● What is expected:
Please lay out the items from the line with "List every element" up to and including the line with "nav-forward-icon[interactable]: → [597,44,621,69]" as a two-column CSV headed instruction and response, one row per item, with each value in a single quoted field and its line breaks turned into spaces. Leave the pictures out.

● Stored data:
+ + + +
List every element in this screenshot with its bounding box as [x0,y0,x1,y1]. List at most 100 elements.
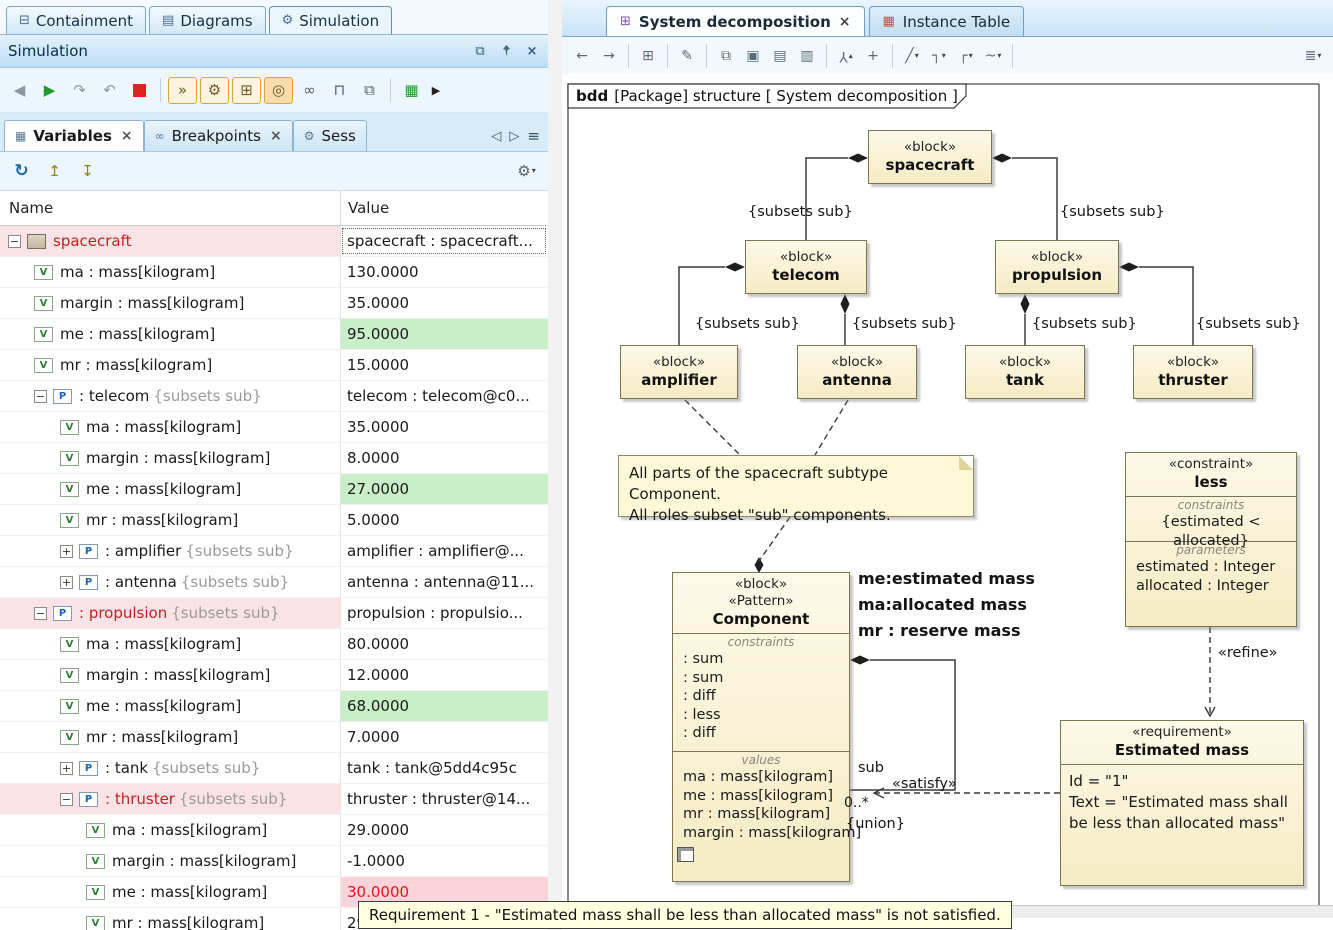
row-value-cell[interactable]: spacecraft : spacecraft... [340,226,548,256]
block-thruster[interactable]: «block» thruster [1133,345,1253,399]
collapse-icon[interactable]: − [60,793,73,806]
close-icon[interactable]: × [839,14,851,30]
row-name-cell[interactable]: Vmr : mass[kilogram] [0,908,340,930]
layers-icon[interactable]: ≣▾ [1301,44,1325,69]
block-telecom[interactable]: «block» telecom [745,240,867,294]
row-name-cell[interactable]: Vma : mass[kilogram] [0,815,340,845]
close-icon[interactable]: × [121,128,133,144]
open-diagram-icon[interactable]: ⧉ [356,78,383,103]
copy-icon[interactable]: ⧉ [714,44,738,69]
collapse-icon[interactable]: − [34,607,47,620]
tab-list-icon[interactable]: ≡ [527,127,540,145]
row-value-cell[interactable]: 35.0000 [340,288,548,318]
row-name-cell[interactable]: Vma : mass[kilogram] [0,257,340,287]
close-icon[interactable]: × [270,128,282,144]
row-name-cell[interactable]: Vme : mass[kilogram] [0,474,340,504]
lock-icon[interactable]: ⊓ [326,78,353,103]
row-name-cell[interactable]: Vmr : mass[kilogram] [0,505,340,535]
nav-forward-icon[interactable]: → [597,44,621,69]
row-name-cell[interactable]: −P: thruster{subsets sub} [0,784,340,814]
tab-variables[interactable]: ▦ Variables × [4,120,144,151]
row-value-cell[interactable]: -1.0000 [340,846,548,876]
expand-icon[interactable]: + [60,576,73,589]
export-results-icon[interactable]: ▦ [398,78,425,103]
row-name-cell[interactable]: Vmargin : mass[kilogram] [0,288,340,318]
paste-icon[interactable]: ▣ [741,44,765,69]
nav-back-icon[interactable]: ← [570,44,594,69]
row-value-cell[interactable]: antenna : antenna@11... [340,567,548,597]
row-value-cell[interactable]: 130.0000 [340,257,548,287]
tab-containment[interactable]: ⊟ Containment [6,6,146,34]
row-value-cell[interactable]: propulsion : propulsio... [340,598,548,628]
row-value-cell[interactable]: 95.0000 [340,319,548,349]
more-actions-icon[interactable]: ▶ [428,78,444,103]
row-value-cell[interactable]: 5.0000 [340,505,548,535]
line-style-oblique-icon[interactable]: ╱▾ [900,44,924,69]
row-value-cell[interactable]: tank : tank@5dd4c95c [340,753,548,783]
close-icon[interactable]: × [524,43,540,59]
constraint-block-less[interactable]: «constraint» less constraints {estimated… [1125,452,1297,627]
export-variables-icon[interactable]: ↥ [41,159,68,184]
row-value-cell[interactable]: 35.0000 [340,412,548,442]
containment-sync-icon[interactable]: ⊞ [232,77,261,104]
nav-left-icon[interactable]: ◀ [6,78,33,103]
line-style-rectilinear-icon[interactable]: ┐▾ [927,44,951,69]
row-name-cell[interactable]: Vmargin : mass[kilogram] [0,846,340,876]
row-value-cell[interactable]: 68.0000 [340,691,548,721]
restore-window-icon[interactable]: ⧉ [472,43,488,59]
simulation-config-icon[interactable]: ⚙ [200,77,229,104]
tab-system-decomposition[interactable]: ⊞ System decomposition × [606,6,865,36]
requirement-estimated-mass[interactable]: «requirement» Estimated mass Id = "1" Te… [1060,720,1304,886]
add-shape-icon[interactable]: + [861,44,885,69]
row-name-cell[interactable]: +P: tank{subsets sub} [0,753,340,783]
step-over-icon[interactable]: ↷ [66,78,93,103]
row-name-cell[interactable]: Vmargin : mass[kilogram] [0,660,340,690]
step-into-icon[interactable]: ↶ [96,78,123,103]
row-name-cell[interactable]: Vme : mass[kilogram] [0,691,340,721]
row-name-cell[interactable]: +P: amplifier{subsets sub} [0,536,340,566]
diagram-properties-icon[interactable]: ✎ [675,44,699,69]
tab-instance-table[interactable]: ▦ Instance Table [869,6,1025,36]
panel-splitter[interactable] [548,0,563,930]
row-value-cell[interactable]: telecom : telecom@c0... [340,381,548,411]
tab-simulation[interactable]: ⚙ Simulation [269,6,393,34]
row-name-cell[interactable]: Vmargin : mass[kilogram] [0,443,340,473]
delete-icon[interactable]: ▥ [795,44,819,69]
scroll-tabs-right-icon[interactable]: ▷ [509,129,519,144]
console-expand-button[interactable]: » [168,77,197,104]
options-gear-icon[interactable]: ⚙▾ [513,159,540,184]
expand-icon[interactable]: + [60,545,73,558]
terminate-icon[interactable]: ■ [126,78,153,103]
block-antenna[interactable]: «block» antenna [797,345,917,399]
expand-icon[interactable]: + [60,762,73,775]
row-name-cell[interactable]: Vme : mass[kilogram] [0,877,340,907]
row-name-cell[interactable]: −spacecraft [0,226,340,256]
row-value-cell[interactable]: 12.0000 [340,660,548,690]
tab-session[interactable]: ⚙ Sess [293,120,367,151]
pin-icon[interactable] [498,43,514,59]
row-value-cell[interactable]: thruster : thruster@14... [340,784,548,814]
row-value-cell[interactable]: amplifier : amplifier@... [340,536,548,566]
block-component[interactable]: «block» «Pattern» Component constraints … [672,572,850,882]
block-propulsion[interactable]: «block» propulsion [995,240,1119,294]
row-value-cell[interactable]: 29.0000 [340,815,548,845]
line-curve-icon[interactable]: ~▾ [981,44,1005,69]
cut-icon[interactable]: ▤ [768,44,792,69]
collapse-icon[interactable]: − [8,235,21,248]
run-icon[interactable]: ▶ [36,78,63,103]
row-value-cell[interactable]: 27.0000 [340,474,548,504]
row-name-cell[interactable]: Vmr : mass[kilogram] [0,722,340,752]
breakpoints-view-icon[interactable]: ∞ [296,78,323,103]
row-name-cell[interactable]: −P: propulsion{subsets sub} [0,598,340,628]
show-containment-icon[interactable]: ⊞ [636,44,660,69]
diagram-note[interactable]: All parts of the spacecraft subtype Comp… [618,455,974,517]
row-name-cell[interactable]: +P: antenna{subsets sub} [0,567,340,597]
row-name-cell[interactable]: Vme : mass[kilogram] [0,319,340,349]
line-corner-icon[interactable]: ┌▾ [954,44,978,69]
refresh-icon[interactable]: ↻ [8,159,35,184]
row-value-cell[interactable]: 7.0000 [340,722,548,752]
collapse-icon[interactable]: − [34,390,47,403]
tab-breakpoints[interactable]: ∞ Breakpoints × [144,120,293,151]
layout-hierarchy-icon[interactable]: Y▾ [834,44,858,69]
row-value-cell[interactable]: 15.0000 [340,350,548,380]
+ + + +
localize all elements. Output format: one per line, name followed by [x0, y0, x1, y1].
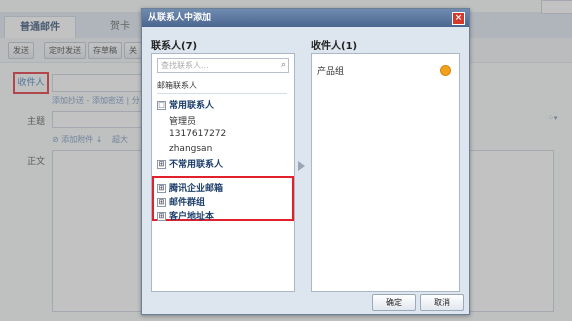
+ + + +
● Finished answer:
instruction,response
"List every element in this screenshot with its bounding box as [x0,y0,x1,y1]. List at most 100 elements.","row-value-cell[interactable]: spacecraft : spacecraft... [340,226,548,256] block-thruster[interactable]: «block» thruster [1133,345,1253,399] collapse-icon[interactable]: − [60,793,73,806] close-icon[interactable]: × [839,14,851,30] row-name-cell[interactable]: Vmr : mass[kilogram] [0,908,340,930] layers-icon[interactable]: ≣▾ [1301,44,1325,69] block-telecom[interactable]: «block» telecom [745,240,867,294] row-name-cell[interactable]: Vma : mass[kilogram] [0,815,340,845] close-icon[interactable]: × [121,128,133,144] open-diagram-icon[interactable]: ⧉ [356,78,383,103] copy-icon[interactable]: ⧉ [714,44,738,69] collapse-icon[interactable]: − [34,607,47,620] tab-list-icon[interactable]: ≡ [527,127,540,145] row-value-cell[interactable]: 35.0000 [340,288,548,318] row-name-cell[interactable]: Vma : mass[kilogram] [0,257,340,287] close-icon[interactable]: × [270,128,282,144] row-name-cell[interactable]: Vme : mass[kilogram] [0,474,340,504] lock-icon[interactable]: ⊓ [326,78,353,103] row-name-cell[interactable]: Vmr : mass[kilogram] [0,505,340,535] nav-forward-icon[interactable]: → [597,44,621,69]"